[start of Passage shown]

Kimani, $6.25, ISBN 978-0-373-86254-2
Contemporary Romance, 2012
The plot of Farrah Rochon’s Pleasure Rush is straight out of the Handbook of Harlequin Kimani Formula Plots. Stop me if you haven’t read this before: busy heroine persuaded by well-meaning sequel baits to take a vacation to an exotic place, only to meet and fall for the hero.
Naturally, hero Thelonius Stokes is pegged as another millionaire playboy type, even if he doesn’t behave like one. His job, which is the only thing that distinguishes him from other Random Kimani Player Millionaire Heroes out there, is that he used to be an NFL professional who is now embarking on a new career as a TV sports analyst.
Our heroine Deirdre Small devotes her time to her son and her restaurant business, because she is one of those heroines who will die if she somehow touches a pee-pee that doesn’t come with a wedding ring. Theo pushed hard for her affections once upon a time, but she refused to budge because she is smart enough to know that the penis is the root of all evil in this world. Now that they meet again in Hawaii, Theo once again pushes for some honey. Deirdre still believes that in the evil of the penis, but she also decides that she needs some time to let her hair down. Operation Seduce That Guy commences.

[end of Passage shown]
[start of Exercise inputs]

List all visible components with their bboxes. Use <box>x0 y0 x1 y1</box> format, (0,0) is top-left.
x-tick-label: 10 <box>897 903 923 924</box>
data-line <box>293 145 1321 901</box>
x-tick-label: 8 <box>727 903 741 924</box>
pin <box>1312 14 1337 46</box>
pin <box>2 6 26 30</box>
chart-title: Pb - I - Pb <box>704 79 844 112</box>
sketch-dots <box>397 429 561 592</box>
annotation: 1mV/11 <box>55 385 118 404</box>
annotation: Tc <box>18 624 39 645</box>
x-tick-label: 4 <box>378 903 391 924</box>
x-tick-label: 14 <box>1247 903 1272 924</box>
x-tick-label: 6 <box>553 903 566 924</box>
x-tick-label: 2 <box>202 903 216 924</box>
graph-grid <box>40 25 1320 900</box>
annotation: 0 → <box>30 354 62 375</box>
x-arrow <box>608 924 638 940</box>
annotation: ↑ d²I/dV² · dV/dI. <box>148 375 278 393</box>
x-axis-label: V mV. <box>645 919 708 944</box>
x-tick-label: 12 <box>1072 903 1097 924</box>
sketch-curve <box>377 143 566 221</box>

[end of Exercise inputs]

[Stated goal 1]: Lay out the chart listing in Block 1 as a Markdown table with the columns "No." and "Entry": one row per line, each numbered, skipping blank lines.
[Stated goal 2]: Write the next part of the Pleasure Rush review, picking up after its last sentence.

[Task output 1]:
| No. | Entry |
|---|---|
| 1 | List all visible components with their bboxes. Use <box>x0 y0 x1 y1</box> format, (0,0) is top-left. |
| 2 | x-tick-label: 10 <box>897 903 923 924</box> |
| 3 | data-line <box>293 145 1321 901</box> |
| 4 | x-tick-label: 8 <box>727 903 741 924</box> |
| 5 | pin <box>1312 14 1337 46</box> |
| 6 | pin <box>2 6 26 30</box> |
| 7 | chart-title: Pb - I - Pb <box>704 79 844 112</box> |
| 8 | sketch-dots <box>397 429 561 592</box> |
| 9 | annotation: 1mV/11 <box>55 385 118 404</box> |
| 10 | annotation: Tc <box>18 624 39 645</box> |
| 11 | x-tick-label: 4 <box>378 903 391 924</box> |
| 12 | x-tick-label: 14 <box>1247 903 1272 924</box> |
| 13 | x-tick-label: 6 <box>553 903 566 924</box> |
| 14 | x-tick-label: 2 <box>202 903 216 924</box> |
| 15 | graph-grid <box>40 25 1320 900</box> |
| 16 | annotation: 0 → <box>30 354 62 375</box> |
| 17 | x-arrow <box>608 924 638 940</box> |
| 18 | annotation: ↑ d²I/dV² · dV/dI. <box>148 375 278 393</box> |
| 19 | x-axis-label: V mV. <box>645 919 708 944</box> |
| 20 | x-tick-label: 12 <box>1072 903 1097 924</box> |
| 21 | sketch-curve <box>377 143 566 221</box> |

[Task output 2]:
Yes, you’ve read that right. Hero wants the honey, the heroine has the honey, but she’s not giving him any unless she succeeds in seducing him first. Let’s not even start with how if she has to approach the seduction of a guy the way a blind man tries very hard to construct a Jenga tower, she may be better off doing something else more fun, like scrubbing her hair with rusty wires. You may be wondering by this point, “Why would that crazy woman want to seduce the very same man that she previously acted like a prickly hedgehog around? If she wants a no-strings attached affair, why choose a guy who is closely associated with her friends and family members? Why not just seduce some random hot guy?” All I can say is that I didn’t write this thing, so don’t look at me.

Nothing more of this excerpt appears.